### [WHAT IS NEEDED]
For each line below that includes the word "naturaleza", make a copy.
▼
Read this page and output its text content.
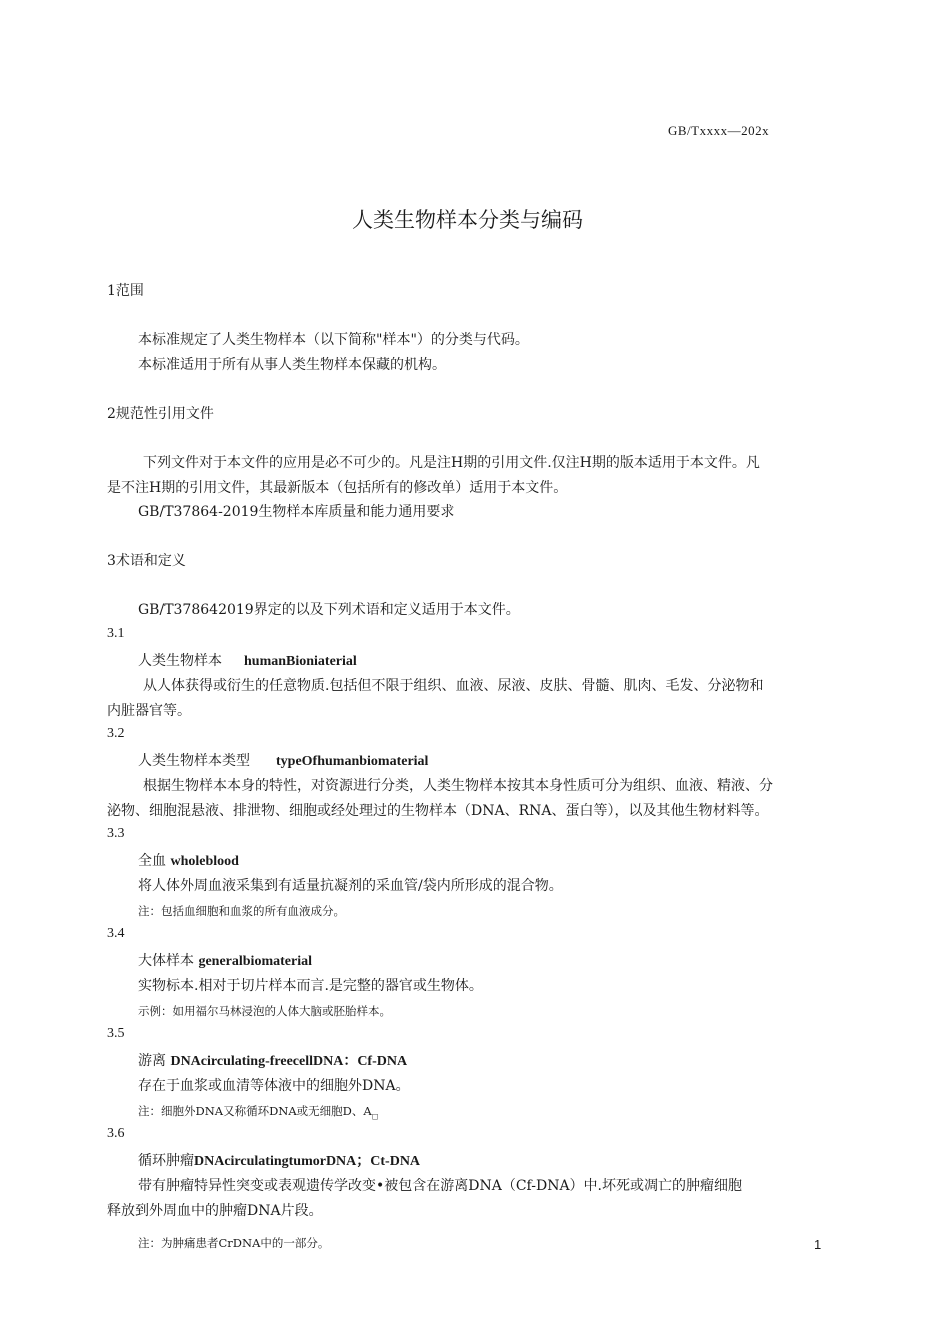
GB/Txxxx—202x
人类生物样本分类与编码
1范围
本标准规定了人类生物样本（以下简称"样本"）的分类与代码。
本标准适用于所有从事人类生物样本保藏的机构。
2规范性引用文件
下列文件对于本文件的应用是必不可少的。凡是注H期的引用文件.仅注H期的版本适用于本文件。凡
是不注H期的引用文件，其最新版本（包括所有的修改单）适用于本文件。
GB/T37864-2019生物样本库质量和能力通用要求
3术语和定义
GB/T378642019界定的以及下列术语和定义适用于本文件。
3.1
人类生物样本 humanBioniaterial
从人体获得或衍生的任意物质.包括但不限于组织、血液、尿液、皮肤、骨髓、肌肉、毛发、分泌物和
内脏器官等。
3.2
人类生物样本类型 typeOfhumanbiomaterial
根据生物样本本身的特性，对资源进行分类，人类生物样本按其本身性质可分为组织、血液、精液、分
泌物、细胞混悬液、排泄物、细胞或经处理过的生物样本（DNA、RNA、蛋白等），以及其他生物材料等。
3.3
全血 wholeblood
将人体外周血液采集到有适量抗凝剂的采血管/袋内所形成的混合物。
注：包括血细胞和血浆的所有血液成分。
3.4
大体样本 generalbiomaterial
实物标本.相对于切片样本而言.是完整的器官或生物体。
示例：如用福尔马林浸泡的人体大脑或胚胎样本。
3.5
游离 DNAcirculating-freecellDNA：Cf-DNA
存在于血浆或血清等体液中的细胞外DNA。
注：细胞外DNA又称循环DNA或无细胞D、$A_□$
3.6
循环肿瘤DNAcirculatingtumorDNA；Ct-DNA
带有肿瘤特异性突变或表观遗传学改变•被包含在游离DNA（Cf-DNA）中.坏死或凋亡的肿瘤细胞
释放到外周血中的肿瘤DNA片段。
注：为肿痛患者CrDNA中的一部分。	1
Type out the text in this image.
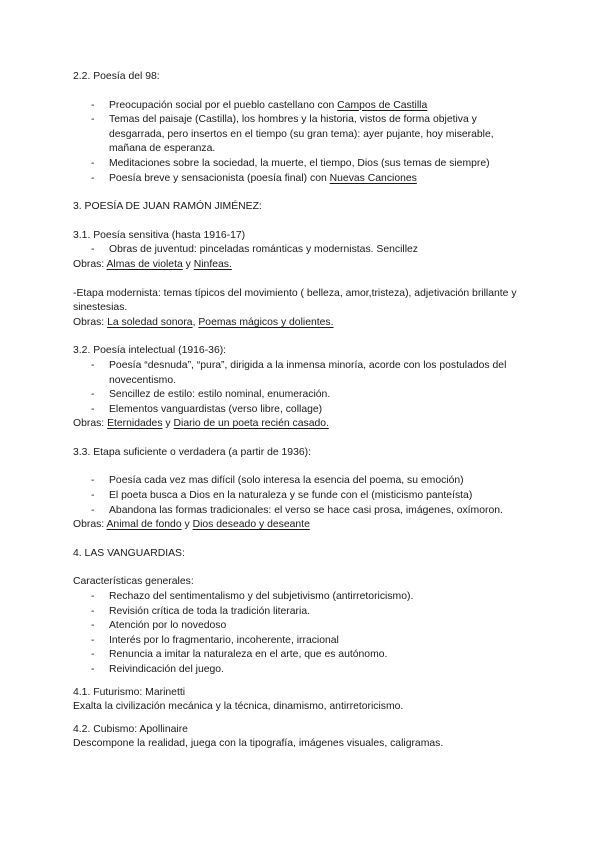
2.2. Poesía del 98:

- Preocupación social por el pueblo castellano con Campos de Castilla
- Temas del paisaje (Castilla), los hombres y la historia, vistos de forma objetiva y desgarrada, pero insertos en el tiempo (su gran tema): ayer pujante, hoy miserable, mañana de esperanza.
- Meditaciones sobre la sociedad, la muerte, el tiempo, Dios (sus temas de siempre)
- Poesía breve y sensacionista (poesía final) con Nuevas Canciones

3. POESÍA DE JUAN RAMÓN JIMÉNEZ:

3.1. Poesía sensitiva (hasta 1916-17)

- Obras de juventud: pinceladas románticas y modernistas. Sencillez

Obras: Almas de violeta y Ninfeas.

-Etapa modernista: temas típicos del movimiento ( belleza, amor,tristeza), adjetivación brillante y sinestesias.

Obras: La soledad sonora, Poemas mágicos y dolientes.

3.2. Poesía intelectual (1916-36):

- Poesía “desnuda”, “pura”, dirigida a la inmensa minoría, acorde con los postulados del novecentismo.
- Sencillez de estilo: estilo nominal, enumeración.
- Elementos vanguardistas (verso libre, collage)

Obras: Eternidades y Diario de un poeta recién casado.

3.3. Etapa suficiente o verdadera (a partir de 1936):

- Poesía cada vez mas difícil (solo interesa la esencia del poema, su emoción)
- El poeta busca a Dios en la naturaleza y se funde con el (misticismo panteísta)
- Abandona las formas tradicionales: el verso se hace casi prosa, imágenes, oxímoron.

Obras: Animal de fondo y Dios deseado y deseante

4. LAS VANGUARDIAS:

Características generales:

- Rechazo del sentimentalismo y del subjetivismo (antirretoricismo).
- Revisión crítica de toda la tradición literaria.
- Atención por lo novedoso
- Interés por lo fragmentario, incoherente, irracional
- Renuncia a imitar la naturaleza en el arte, que es autónomo.
- Reivindicación del juego.

4.1. Futurismo: Marinetti

Exalta la civilización mecánica y la técnica, dinamismo, antirretoricismo.

4.2. Cubismo: Apollinaire

Descompone la realidad, juega con la tipografía, imágenes visuales, caligramas.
▲
### [ANSWER SPACE]
- El poeta busca a Dios en la naturaleza y se funde con el (misticismo panteísta)
- Renuncia a imitar la naturaleza en el arte, que es autónomo.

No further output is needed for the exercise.